• **Available records**:
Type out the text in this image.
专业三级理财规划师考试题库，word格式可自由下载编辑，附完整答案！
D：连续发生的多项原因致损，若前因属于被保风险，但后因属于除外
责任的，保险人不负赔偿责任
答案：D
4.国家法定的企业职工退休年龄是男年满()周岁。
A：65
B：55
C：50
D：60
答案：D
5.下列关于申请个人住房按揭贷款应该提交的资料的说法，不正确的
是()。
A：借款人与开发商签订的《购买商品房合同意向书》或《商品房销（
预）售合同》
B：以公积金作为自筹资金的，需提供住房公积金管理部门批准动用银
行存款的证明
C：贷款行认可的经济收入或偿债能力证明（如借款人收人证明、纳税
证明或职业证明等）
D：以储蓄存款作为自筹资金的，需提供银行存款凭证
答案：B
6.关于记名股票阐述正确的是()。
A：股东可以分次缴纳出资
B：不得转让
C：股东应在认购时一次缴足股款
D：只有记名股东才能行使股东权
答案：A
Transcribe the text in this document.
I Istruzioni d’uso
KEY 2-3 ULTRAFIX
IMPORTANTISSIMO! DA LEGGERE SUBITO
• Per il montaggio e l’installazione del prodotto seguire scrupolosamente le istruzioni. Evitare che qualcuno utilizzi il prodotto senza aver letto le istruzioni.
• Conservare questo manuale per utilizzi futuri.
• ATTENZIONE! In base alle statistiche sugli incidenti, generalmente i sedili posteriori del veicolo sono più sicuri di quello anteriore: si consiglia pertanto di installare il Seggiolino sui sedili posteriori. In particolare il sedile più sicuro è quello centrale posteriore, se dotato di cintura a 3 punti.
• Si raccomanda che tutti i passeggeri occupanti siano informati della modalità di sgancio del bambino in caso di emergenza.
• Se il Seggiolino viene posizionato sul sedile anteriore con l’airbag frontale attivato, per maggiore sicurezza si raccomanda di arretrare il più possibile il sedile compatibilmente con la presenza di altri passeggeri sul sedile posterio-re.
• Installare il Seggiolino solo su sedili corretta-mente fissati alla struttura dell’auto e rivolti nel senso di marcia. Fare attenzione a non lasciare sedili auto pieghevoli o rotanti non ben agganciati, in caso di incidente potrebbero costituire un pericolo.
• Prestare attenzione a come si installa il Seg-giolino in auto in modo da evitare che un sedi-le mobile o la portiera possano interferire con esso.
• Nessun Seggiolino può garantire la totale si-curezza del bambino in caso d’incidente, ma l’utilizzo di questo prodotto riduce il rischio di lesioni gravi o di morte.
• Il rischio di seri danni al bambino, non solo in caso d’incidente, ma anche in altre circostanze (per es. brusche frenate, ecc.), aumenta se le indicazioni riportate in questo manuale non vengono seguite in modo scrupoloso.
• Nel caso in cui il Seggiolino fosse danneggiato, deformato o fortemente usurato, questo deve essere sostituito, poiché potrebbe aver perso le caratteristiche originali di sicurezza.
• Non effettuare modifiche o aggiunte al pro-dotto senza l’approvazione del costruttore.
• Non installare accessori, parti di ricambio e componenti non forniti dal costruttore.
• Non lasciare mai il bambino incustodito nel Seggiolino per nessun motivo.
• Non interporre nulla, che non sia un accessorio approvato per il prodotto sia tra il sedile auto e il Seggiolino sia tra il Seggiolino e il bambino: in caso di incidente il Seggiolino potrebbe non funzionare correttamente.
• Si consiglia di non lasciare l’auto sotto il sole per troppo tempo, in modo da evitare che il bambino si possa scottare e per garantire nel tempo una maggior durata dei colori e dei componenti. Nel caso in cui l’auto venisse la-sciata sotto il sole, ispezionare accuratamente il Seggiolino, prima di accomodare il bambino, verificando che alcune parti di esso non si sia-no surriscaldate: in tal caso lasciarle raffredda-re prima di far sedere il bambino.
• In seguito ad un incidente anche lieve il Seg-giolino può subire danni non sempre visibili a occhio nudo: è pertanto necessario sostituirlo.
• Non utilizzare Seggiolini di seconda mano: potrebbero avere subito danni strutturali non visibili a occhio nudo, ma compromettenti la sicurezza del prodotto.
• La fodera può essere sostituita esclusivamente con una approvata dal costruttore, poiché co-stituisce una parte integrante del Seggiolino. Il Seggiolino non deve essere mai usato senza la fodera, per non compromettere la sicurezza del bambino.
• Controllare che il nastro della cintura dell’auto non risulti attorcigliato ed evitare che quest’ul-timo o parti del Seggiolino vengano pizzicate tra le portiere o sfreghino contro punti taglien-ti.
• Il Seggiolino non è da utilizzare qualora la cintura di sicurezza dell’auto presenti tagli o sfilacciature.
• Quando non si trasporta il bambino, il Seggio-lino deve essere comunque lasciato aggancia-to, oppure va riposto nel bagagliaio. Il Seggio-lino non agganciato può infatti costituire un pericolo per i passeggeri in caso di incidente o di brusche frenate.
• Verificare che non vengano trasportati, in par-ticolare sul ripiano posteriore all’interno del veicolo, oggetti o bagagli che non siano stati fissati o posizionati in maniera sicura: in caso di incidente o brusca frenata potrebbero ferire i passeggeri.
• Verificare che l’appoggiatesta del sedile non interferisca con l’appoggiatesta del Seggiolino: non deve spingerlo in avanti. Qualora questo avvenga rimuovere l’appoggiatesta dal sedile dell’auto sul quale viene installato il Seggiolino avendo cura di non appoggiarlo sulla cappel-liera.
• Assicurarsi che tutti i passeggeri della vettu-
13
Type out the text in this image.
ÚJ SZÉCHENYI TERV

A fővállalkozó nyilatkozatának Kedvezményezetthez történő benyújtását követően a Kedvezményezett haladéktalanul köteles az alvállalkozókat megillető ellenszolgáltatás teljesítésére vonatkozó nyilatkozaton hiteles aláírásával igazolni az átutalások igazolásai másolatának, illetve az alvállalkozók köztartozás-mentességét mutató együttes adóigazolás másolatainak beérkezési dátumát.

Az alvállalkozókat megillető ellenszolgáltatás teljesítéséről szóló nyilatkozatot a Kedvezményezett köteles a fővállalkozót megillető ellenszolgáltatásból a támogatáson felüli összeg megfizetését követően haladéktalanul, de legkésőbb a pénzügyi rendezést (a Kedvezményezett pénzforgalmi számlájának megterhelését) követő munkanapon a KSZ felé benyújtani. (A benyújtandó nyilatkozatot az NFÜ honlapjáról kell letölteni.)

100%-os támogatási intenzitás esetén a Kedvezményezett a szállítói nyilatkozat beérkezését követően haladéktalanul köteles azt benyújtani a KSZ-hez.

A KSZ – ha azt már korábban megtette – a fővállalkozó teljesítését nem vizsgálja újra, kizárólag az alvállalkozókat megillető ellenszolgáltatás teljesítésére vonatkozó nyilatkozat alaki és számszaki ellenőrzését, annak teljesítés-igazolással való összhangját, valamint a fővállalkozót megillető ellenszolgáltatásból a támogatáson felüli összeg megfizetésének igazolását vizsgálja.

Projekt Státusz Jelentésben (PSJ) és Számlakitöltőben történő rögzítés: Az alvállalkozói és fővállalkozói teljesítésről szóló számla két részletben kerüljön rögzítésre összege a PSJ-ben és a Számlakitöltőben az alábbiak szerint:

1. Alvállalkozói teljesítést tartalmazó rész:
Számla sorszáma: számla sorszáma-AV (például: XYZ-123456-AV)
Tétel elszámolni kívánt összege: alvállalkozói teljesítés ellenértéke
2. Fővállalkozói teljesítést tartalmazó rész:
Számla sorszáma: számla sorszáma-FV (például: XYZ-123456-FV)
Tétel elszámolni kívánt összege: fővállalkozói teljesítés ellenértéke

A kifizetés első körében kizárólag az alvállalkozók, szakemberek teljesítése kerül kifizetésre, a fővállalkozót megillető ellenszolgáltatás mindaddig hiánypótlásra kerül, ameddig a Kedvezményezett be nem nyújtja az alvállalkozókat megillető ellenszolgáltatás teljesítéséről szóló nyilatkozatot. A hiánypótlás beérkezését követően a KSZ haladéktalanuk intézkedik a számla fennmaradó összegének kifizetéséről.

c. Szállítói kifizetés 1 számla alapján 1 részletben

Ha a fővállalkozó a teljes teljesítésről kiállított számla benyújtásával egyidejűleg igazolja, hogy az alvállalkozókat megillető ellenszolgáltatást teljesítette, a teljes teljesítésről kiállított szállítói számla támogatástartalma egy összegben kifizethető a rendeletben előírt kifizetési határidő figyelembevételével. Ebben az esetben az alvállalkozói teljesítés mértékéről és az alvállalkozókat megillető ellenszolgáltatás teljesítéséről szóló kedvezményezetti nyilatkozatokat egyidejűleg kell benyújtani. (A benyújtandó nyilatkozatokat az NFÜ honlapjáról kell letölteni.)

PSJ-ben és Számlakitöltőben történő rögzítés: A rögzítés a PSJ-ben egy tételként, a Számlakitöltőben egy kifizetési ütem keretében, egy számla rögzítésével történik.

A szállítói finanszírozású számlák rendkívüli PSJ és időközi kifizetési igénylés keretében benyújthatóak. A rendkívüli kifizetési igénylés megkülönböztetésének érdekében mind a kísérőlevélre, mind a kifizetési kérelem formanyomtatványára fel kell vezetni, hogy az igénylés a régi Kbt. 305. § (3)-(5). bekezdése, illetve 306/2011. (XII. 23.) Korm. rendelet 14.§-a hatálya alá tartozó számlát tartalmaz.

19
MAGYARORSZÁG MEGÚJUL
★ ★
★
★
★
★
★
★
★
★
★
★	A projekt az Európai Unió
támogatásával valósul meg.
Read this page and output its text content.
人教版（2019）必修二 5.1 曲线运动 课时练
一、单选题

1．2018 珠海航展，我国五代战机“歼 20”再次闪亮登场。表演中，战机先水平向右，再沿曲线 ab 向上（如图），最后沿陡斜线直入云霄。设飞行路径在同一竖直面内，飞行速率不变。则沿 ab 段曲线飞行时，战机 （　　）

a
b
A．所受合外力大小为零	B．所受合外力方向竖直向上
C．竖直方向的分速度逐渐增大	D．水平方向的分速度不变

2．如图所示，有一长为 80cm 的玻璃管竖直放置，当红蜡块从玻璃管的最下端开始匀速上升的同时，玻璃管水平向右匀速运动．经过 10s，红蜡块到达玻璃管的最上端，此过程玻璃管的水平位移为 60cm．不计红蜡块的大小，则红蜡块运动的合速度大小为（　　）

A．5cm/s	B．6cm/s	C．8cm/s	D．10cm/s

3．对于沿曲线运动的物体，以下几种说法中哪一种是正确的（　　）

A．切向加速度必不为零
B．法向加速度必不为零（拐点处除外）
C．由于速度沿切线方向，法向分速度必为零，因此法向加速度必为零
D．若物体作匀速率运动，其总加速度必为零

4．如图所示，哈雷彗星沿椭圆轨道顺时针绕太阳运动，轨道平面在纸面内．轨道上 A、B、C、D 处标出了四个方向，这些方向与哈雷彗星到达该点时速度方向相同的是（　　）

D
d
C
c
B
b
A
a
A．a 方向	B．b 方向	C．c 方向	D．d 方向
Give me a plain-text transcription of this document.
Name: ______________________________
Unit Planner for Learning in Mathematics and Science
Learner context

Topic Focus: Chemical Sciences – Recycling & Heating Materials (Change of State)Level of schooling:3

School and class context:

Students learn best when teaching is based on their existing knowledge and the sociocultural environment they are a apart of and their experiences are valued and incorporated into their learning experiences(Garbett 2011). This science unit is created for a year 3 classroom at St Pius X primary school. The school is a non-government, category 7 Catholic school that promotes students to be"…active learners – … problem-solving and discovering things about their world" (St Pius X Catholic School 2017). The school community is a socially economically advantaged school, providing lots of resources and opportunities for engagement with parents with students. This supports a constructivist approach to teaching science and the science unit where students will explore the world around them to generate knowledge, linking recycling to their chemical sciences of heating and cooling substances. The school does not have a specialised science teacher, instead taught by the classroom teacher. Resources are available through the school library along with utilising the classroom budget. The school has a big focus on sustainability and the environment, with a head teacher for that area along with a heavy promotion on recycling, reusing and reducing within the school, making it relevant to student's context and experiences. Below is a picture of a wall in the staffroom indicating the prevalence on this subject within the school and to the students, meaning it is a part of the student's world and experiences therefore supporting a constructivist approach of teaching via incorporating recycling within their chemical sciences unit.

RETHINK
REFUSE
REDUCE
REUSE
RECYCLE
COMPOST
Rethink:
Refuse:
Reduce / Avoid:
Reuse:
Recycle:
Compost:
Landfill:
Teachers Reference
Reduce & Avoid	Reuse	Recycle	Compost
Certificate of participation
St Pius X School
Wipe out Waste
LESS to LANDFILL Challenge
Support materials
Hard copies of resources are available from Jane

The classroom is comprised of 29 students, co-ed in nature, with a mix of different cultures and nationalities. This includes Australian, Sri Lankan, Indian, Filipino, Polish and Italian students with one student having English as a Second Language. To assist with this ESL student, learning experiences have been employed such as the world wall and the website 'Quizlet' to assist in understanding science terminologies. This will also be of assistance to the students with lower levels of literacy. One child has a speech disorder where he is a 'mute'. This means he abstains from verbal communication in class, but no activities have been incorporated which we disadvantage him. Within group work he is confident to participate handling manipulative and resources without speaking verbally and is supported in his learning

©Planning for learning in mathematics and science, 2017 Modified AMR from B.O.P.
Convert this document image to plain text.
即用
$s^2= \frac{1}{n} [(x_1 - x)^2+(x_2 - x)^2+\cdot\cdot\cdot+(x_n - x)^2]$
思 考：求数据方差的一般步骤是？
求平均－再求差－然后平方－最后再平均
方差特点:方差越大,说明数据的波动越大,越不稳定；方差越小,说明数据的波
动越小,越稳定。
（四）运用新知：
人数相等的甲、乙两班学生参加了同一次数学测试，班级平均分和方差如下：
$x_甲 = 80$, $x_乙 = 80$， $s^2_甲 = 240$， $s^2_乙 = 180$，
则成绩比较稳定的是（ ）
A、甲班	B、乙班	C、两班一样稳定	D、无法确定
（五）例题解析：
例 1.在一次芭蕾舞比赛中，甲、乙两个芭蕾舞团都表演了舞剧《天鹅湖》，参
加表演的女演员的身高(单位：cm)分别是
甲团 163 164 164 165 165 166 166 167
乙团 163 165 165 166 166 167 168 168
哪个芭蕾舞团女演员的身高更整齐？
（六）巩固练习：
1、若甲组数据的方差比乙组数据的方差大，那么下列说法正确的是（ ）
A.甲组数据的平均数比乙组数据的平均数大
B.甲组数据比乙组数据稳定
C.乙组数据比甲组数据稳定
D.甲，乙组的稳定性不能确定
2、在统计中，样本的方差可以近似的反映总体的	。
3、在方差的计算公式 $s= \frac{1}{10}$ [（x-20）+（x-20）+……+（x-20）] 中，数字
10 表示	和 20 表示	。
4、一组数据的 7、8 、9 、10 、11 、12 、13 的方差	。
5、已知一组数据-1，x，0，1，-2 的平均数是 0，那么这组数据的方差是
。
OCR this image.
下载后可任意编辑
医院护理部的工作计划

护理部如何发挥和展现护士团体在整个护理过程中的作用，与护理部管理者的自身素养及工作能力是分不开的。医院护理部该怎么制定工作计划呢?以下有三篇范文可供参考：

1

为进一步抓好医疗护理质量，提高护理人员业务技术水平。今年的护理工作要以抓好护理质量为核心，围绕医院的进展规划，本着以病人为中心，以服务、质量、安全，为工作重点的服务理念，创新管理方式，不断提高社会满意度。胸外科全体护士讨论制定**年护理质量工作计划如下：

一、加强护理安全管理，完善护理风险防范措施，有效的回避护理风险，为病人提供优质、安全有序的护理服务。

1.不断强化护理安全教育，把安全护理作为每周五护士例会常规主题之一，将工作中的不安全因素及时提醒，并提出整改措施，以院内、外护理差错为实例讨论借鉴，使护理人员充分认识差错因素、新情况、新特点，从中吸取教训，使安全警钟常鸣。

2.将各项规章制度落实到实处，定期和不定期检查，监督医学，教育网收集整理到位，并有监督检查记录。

• **Problem to solve**: Extract all lines of the records above that include "brusche".

• **Answer to this exercise**:
• Il rischio di seri danni al bambino, non solo in caso d’incidente, ma anche in altre circostanze (per es. brusche frenate, ecc.), aumenta se le indicazioni riportate in questo manuale non vengono seguite in modo scrupoloso.
• Quando non si trasporta il bambino, il Seggio-lino deve essere comunque lasciato aggancia-to, oppure va riposto nel bagagliaio. Il Seggio-lino non agganciato può infatti costituire un pericolo per i passeggeri in caso di incidente o di brusche frenate.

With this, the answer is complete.